- Short task -
Where a line contains the word "Offset", copy that line.

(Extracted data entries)
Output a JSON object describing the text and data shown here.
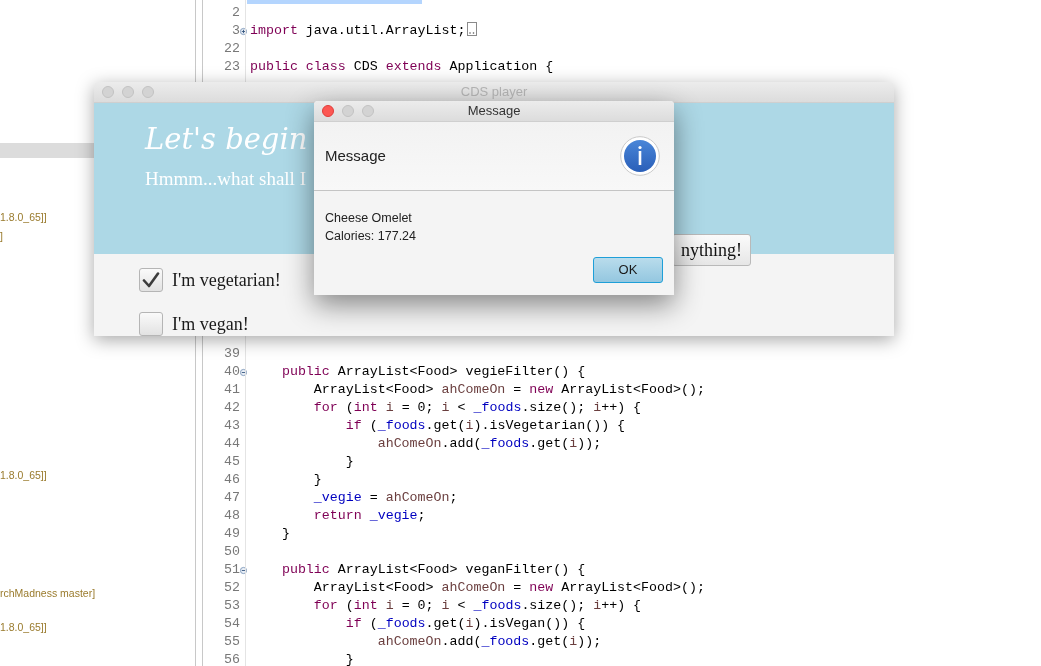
{
  "sidebar": {
    "items": [
      {
        "text": "1.8.0_65]]"
      },
      {
        "text": "]"
      },
      {
        "text": "1.8.0_65]]"
      },
      {
        "text": "rchMadness master]"
      },
      {
        "text": "1.8.0_65]]"
      }
    ]
  },
  "editor": {
    "blocks": [
      {
        "lines": [
          {
            "number": "2"
          },
          {
            "number": "3",
            "folded": true,
            "tokens": [
              {
                "text": "import",
                "kind": "keyword"
              },
              {
                "text": " java.util.ArrayList;",
                "kind": "plain"
              }
            ]
          },
          {
            "number": "22"
          },
          {
            "number": "23",
            "tokens": [
              {
                "text": "public class",
                "kind": "keyword"
              },
              {
                "text": " CDS ",
                "kind": "plain"
              },
              {
                "text": "extends",
                "kind": "keyword"
              },
              {
                "text": " Application {",
                "kind": "plain"
              }
            ]
          }
        ]
      },
      {
        "lines": [
          {
            "number": "39"
          },
          {
            "number": "40",
            "folded": false,
            "tokens": [
              {
                "text": "    public",
                "kind": "keyword"
              },
              {
                "text": " ArrayList<Food> vegieFilter() {",
                "kind": "plain"
              }
            ]
          },
          {
            "number": "41",
            "tokens": [
              {
                "text": "        ArrayList<Food> ",
                "kind": "plain"
              },
              {
                "text": "ahComeOn",
                "kind": "local"
              },
              {
                "text": " = ",
                "kind": "plain"
              },
              {
                "text": "new",
                "kind": "keyword"
              },
              {
                "text": " ArrayList<Food>();",
                "kind": "plain"
              }
            ]
          },
          {
            "number": "42",
            "tokens": [
              {
                "text": "        for",
                "kind": "keyword"
              },
              {
                "text": " (",
                "kind": "plain"
              },
              {
                "text": "int",
                "kind": "keyword"
              },
              {
                "text": " i",
                "kind": "local"
              },
              {
                "text": " = 0; ",
                "kind": "plain"
              },
              {
                "text": "i",
                "kind": "local"
              },
              {
                "text": " < ",
                "kind": "plain"
              },
              {
                "text": "_foods",
                "kind": "field"
              },
              {
                "text": ".size(); ",
                "kind": "plain"
              },
              {
                "text": "i",
                "kind": "local"
              },
              {
                "text": "++) {",
                "kind": "plain"
              }
            ]
          },
          {
            "number": "43",
            "tokens": [
              {
                "text": "            if",
                "kind": "keyword"
              },
              {
                "text": " (",
                "kind": "plain"
              },
              {
                "text": "_foods",
                "kind": "field"
              },
              {
                "text": ".get(",
                "kind": "plain"
              },
              {
                "text": "i",
                "kind": "local"
              },
              {
                "text": ").isVegetarian()) {",
                "kind": "plain"
              }
            ]
          },
          {
            "number": "44",
            "tokens": [
              {
                "text": "                ahComeOn",
                "kind": "local"
              },
              {
                "text": ".add(",
                "kind": "plain"
              },
              {
                "text": "_foods",
                "kind": "field"
              },
              {
                "text": ".get(",
                "kind": "plain"
              },
              {
                "text": "i",
                "kind": "local"
              },
              {
                "text": "));",
                "kind": "plain"
              }
            ]
          },
          {
            "number": "45",
            "tokens": [
              {
                "text": "            }",
                "kind": "plain"
              }
            ]
          },
          {
            "number": "46",
            "tokens": [
              {
                "text": "        }",
                "kind": "plain"
              }
            ]
          },
          {
            "number": "47",
            "tokens": [
              {
                "text": "        _vegie",
                "kind": "field"
              },
              {
                "text": " = ",
                "kind": "plain"
              },
              {
                "text": "ahComeOn",
                "kind": "local"
              },
              {
                "text": ";",
                "kind": "plain"
              }
            ]
          },
          {
            "number": "48",
            "tokens": [
              {
                "text": "        return",
                "kind": "keyword"
              },
              {
                "text": " _vegie",
                "kind": "field"
              },
              {
                "text": ";",
                "kind": "plain"
              }
            ]
          },
          {
            "number": "49",
            "tokens": [
              {
                "text": "    }",
                "kind": "plain"
              }
            ]
          },
          {
            "number": "50"
          },
          {
            "number": "51",
            "folded": false,
            "tokens": [
              {
                "text": "    public",
                "kind": "keyword"
              },
              {
                "text": " ArrayList<Food> veganFilter() {",
                "kind": "plain"
              }
            ]
          },
          {
            "number": "52",
            "tokens": [
              {
                "text": "        ArrayList<Food> ",
                "kind": "plain"
              },
              {
                "text": "ahComeOn",
                "kind": "local"
              },
              {
                "text": " = ",
                "kind": "plain"
              },
              {
                "text": "new",
                "kind": "keyword"
              },
              {
                "text": " ArrayList<Food>();",
                "kind": "plain"
              }
            ]
          },
          {
            "number": "53",
            "tokens": [
              {
                "text": "        for",
                "kind": "keyword"
              },
              {
                "text": " (",
                "kind": "plain"
              },
              {
                "text": "int",
                "kind": "keyword"
              },
              {
                "text": " i",
                "kind": "local"
              },
              {
                "text": " = 0; ",
                "kind": "plain"
              },
              {
                "text": "i",
                "kind": "local"
              },
              {
                "text": " < ",
                "kind": "plain"
              },
              {
                "text": "_foods",
                "kind": "field"
              },
              {
                "text": ".size(); ",
                "kind": "plain"
              },
              {
                "text": "i",
                "kind": "local"
              },
              {
                "text": "++) {",
                "kind": "plain"
              }
            ]
          },
          {
            "number": "54",
            "tokens": [
              {
                "text": "            if",
                "kind": "keyword"
              },
              {
                "text": " (",
                "kind": "plain"
              },
              {
                "text": "_foods",
                "kind": "field"
              },
              {
                "text": ".get(",
                "kind": "plain"
              },
              {
                "text": "i",
                "kind": "local"
              },
              {
                "text": ").isVegan()) {",
                "kind": "plain"
              }
            ]
          },
          {
            "number": "55",
            "tokens": [
              {
                "text": "                ahComeOn",
                "kind": "local"
              },
              {
                "text": ".add(",
                "kind": "plain"
              },
              {
                "text": "_foods",
                "kind": "field"
              },
              {
                "text": ".get(",
                "kind": "plain"
              },
              {
                "text": "i",
                "kind": "local"
              },
              {
                "text": "));",
                "kind": "plain"
              }
            ]
          },
          {
            "number": "56",
            "tokens": [
              {
                "text": "            }",
                "kind": "plain"
              }
            ]
          }
        ]
      }
    ]
  },
  "app_window": {
    "title": "CDS player",
    "heading": "Let's begin",
    "subtitle": "Hmmm...what shall I",
    "button": "nything!",
    "checkboxes": [
      {
        "label": "I'm vegetarian!",
        "checked": true
      },
      {
        "label": "I'm vegan!",
        "checked": false
      }
    ]
  },
  "dialog": {
    "title": "Message",
    "header": "Message",
    "lines": [
      "Cheese Omelet",
      "Calories: 177.24"
    ],
    "button": "OK"
  }
}
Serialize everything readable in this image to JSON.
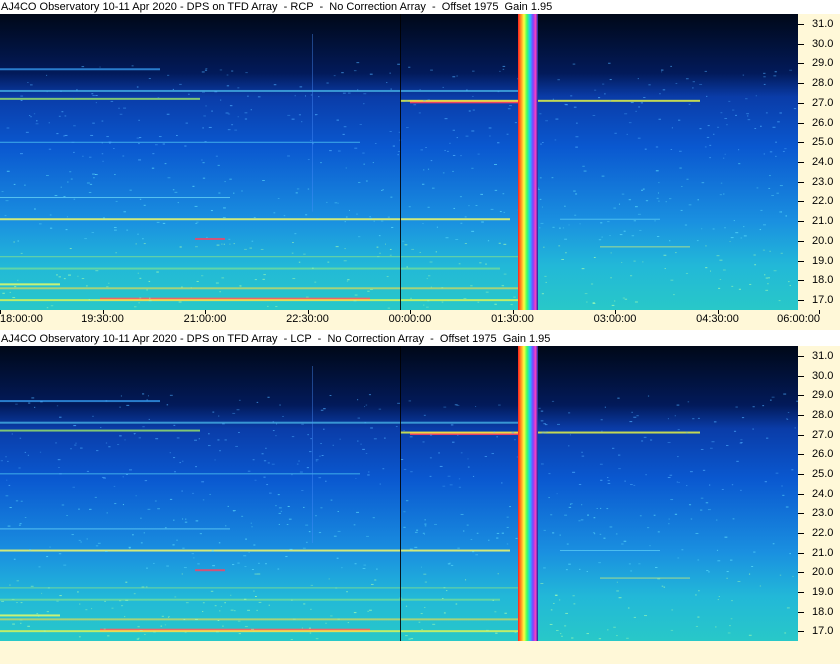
{
  "colors": {
    "axis_bg": "#fff8d8",
    "background_top": "#000820",
    "background_mid": "#0a48c8",
    "background_low": "#1aa8d8"
  },
  "chart_data": [
    {
      "type": "heatmap",
      "title": "AJ4CO Observatory 10-11 Apr 2020 - DPS on TFD Array  - RCP  -  No Correction Array  -  Offset 1975  Gain 1.95",
      "x_tick_labels": [
        "18:00:00",
        "19:30:00",
        "21:00:00",
        "22:30:00",
        "00:00:00",
        "01:30:00",
        "03:00:00",
        "04:30:00",
        "06:00:00"
      ],
      "y_tick_labels": [
        "31.0",
        "30.0",
        "29.0",
        "28.0",
        "27.0",
        "26.0",
        "25.0",
        "24.0",
        "23.0",
        "22.0",
        "21.0",
        "20.0",
        "19.0",
        "18.0",
        "17.0"
      ],
      "ylim": [
        16.5,
        31.5
      ],
      "colormap": "spectral-rainbow",
      "grid": false
    },
    {
      "type": "heatmap",
      "title": "AJ4CO Observatory 10-11 Apr 2020 - DPS on TFD Array  - LCP  -  No Correction Array  -  Offset 1975  Gain 1.95",
      "x_tick_labels": [],
      "y_tick_labels": [
        "31.0",
        "30.0",
        "29.0",
        "28.0",
        "27.0",
        "26.0",
        "25.0",
        "24.0",
        "23.0",
        "22.0",
        "21.0",
        "20.0",
        "19.0",
        "18.0",
        "17.0"
      ],
      "ylim": [
        16.5,
        31.5
      ],
      "colormap": "spectral-rainbow",
      "grid": false
    }
  ]
}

- Task answer -
      "title": "AJ4CO Observatory 10-11 Apr 2020 - DPS on TFD Array  - RCP  -  No Correction Array  -  Offset 1975  Gain 1.95",
      "title": "AJ4CO Observatory 10-11 Apr 2020 - DPS on TFD Array  - LCP  -  No Correction Array  -  Offset 1975  Gain 1.95",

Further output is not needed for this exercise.